> **Task statement**: Copy every record word for word.

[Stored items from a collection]
****************

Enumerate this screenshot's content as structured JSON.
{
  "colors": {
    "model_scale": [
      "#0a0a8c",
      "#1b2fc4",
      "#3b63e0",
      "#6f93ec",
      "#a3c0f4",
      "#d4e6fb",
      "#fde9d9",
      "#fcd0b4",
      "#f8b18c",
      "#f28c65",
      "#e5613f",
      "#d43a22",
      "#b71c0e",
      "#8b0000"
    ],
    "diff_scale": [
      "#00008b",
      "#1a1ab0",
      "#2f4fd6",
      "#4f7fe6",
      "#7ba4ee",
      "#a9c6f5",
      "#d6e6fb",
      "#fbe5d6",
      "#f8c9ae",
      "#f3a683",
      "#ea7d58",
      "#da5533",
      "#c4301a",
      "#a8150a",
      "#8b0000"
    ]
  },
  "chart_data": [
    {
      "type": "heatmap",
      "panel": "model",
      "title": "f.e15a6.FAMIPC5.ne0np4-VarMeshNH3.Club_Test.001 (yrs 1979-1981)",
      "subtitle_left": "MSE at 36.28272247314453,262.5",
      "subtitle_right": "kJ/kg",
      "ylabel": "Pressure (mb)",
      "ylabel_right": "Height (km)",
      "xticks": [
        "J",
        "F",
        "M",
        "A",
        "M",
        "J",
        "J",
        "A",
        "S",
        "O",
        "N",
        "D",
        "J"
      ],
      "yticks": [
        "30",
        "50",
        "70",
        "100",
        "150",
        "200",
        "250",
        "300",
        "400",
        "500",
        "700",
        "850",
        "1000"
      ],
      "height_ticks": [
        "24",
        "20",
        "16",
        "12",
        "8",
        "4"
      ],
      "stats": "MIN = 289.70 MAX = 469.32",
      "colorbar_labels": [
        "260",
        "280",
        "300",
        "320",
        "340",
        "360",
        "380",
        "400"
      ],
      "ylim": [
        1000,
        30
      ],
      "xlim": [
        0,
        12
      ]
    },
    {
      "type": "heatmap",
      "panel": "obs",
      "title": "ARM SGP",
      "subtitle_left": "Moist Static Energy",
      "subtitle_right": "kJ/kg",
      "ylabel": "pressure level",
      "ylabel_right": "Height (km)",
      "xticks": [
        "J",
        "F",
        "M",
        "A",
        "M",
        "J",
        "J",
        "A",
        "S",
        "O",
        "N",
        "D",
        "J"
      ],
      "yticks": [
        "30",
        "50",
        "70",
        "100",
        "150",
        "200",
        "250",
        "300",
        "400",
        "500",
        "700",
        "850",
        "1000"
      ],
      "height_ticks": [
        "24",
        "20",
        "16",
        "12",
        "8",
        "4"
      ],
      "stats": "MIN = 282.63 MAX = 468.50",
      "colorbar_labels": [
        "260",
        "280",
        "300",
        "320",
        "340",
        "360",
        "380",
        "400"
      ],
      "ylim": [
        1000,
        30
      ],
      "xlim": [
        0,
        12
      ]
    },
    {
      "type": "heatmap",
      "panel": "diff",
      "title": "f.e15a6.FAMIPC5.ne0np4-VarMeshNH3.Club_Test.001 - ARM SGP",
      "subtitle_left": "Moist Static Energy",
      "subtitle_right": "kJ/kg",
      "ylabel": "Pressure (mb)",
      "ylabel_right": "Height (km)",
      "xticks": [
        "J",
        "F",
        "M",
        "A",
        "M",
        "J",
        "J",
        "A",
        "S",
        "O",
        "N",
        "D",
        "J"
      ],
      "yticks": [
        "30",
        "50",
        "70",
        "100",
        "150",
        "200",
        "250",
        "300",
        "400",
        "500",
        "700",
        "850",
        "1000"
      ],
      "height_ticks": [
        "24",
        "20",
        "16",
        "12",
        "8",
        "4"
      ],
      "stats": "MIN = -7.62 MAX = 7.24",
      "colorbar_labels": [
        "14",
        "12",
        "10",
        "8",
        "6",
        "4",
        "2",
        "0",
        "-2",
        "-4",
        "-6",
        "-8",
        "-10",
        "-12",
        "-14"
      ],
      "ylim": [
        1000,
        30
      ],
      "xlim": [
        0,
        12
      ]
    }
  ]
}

****************

> **Exercise answer**:
Enumerate this screenshot's content as structured JSON.
{
  "colors": {
    "model_scale": [
      "#0a0a8c",
      "#1b2fc4",
      "#3b63e0",
      "#6f93ec",
      "#a3c0f4",
      "#d4e6fb",
      "#fde9d9",
      "#fcd0b4",
      "#f8b18c",
      "#f28c65",
      "#e5613f",
      "#d43a22",
      "#b71c0e",
      "#8b0000"
    ],
    "diff_scale": [
      "#00008b",
      "#1a1ab0",
      "#2f4fd6",
      "#4f7fe6",
      "#7ba4ee",
      "#a9c6f5",
      "#d6e6fb",
      "#fbe5d6",
      "#f8c9ae",
      "#f3a683",
      "#ea7d58",
      "#da5533",
      "#c4301a",
      "#a8150a",
      "#8b0000"
    ]
  },
  "chart_data": [
    {
      "type": "heatmap",
      "panel": "model",
      "title": "f.e15a6.FAMIPC5.ne0np4-VarMeshNH3.Club_Test.001 (yrs 1979-1981)",
      "subtitle_left": "MSE at 36.28272247314453,262.5",
      "subtitle_right": "kJ/kg",
      "ylabel": "Pressure (mb)",
      "ylabel_right": "Height (km)",
      "xticks": [
        "J",
        "F",
        "M",
        "A",
        "M",
        "J",
        "J",
        "A",
        "S",
        "O",
        "N",
        "D",
        "J"
      ],
      "yticks": [
        "30",
        "50",
        "70",
        "100",
        "150",
        "200",
        "250",
        "300",
        "400",
        "500",
        "700",
        "850",
        "1000"
      ],
      "height_ticks": [
        "24",
        "20",
        "16",
        "12",
        "8",
        "4"
      ],
      "stats": "MIN = 289.70 MAX = 469.32",
      "colorbar_labels": [
        "260",
        "280",
        "300",
        "320",
        "340",
        "360",
        "380",
        "400"
      ],
      "ylim": [
        1000,
        30
      ],
      "xlim": [
        0,
        12
      ]
    },
    {
      "type": "heatmap",
      "panel": "obs",
      "title": "ARM SGP",
      "subtitle_left": "Moist Static Energy",
      "subtitle_right": "kJ/kg",
      "ylabel": "pressure level",
      "ylabel_right": "Height (km)",
      "xticks": [
        "J",
        "F",
        "M",
        "A",
        "M",
        "J",
        "J",
        "A",
        "S",
        "O",
        "N",
        "D",
        "J"
      ],
      "yticks": [
        "30",
        "50",
        "70",
        "100",
        "150",
        "200",
        "250",
        "300",
        "400",
        "500",
        "700",
        "850",
        "1000"
      ],
      "height_ticks": [
        "24",
        "20",
        "16",
        "12",
        "8",
        "4"
      ],
      "stats": "MIN = 282.63 MAX = 468.50",
      "colorbar_labels": [
        "260",
        "280",
        "300",
        "320",
        "340",
        "360",
        "380",
        "400"
      ],
      "ylim": [
        1000,
        30
      ],
      "xlim": [
        0,
        12
      ]
    },
    {
      "type": "heatmap",
      "panel": "diff",
      "title": "f.e15a6.FAMIPC5.ne0np4-VarMeshNH3.Club_Test.001 - ARM SGP",
      "subtitle_left": "Moist Static Energy",
      "subtitle_right": "kJ/kg",
      "ylabel": "Pressure (mb)",
      "ylabel_right": "Height (km)",
      "xticks": [
        "J",
        "F",
        "M",
        "A",
        "M",
        "J",
        "J",
        "A",
        "S",
        "O",
        "N",
        "D",
        "J"
      ],
      "yticks": [
        "30",
        "50",
        "70",
        "100",
        "150",
        "200",
        "250",
        "300",
        "400",
        "500",
        "700",
        "850",
        "1000"
      ],
      "height_ticks": [
        "24",
        "20",
        "16",
        "12",
        "8",
        "4"
      ],
      "stats": "MIN = -7.62 MAX = 7.24",
      "colorbar_labels": [
        "14",
        "12",
        "10",
        "8",
        "6",
        "4",
        "2",
        "0",
        "-2",
        "-4",
        "-6",
        "-8",
        "-10",
        "-12",
        "-14"
      ],
      "ylim": [
        1000,
        30
      ],
      "xlim": [
        0,
        12
      ]
    }
  ]
}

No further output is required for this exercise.